[Stored records]
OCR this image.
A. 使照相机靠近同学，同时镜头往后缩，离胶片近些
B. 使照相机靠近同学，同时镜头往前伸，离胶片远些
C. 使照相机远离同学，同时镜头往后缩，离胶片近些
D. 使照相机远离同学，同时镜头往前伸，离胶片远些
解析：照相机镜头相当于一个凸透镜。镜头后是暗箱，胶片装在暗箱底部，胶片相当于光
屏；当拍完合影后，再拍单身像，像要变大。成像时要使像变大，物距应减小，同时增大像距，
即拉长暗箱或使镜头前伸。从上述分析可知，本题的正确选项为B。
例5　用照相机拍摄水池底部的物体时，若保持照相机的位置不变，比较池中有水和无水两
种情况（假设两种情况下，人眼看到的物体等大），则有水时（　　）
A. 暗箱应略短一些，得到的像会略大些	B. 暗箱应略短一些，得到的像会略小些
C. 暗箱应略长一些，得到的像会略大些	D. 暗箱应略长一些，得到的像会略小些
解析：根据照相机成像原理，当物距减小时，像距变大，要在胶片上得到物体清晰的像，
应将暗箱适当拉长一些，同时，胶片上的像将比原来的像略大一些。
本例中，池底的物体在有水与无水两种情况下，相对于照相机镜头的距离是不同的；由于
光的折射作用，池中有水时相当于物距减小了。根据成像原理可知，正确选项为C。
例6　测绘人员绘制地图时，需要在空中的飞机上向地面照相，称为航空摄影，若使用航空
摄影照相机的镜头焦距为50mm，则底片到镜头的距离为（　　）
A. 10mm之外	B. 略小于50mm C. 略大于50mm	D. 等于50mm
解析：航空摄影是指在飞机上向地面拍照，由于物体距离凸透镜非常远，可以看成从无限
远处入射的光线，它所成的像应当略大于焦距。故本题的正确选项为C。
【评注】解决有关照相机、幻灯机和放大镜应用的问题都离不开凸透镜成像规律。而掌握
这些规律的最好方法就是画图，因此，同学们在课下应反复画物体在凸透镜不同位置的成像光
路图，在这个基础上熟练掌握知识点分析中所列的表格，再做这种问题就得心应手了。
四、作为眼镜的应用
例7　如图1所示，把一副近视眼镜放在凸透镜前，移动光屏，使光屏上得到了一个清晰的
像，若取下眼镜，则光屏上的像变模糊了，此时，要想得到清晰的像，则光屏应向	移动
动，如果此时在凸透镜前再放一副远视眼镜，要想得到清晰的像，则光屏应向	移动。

§ Exercise requirements:
Examine the records and pull out every line where the string "使照相机靠近同学" occurs.

§ Solution to this problem:
A. 使照相机靠近同学，同时镜头往后缩，离胶片近些
B. 使照相机靠近同学，同时镜头往前伸，离胶片远些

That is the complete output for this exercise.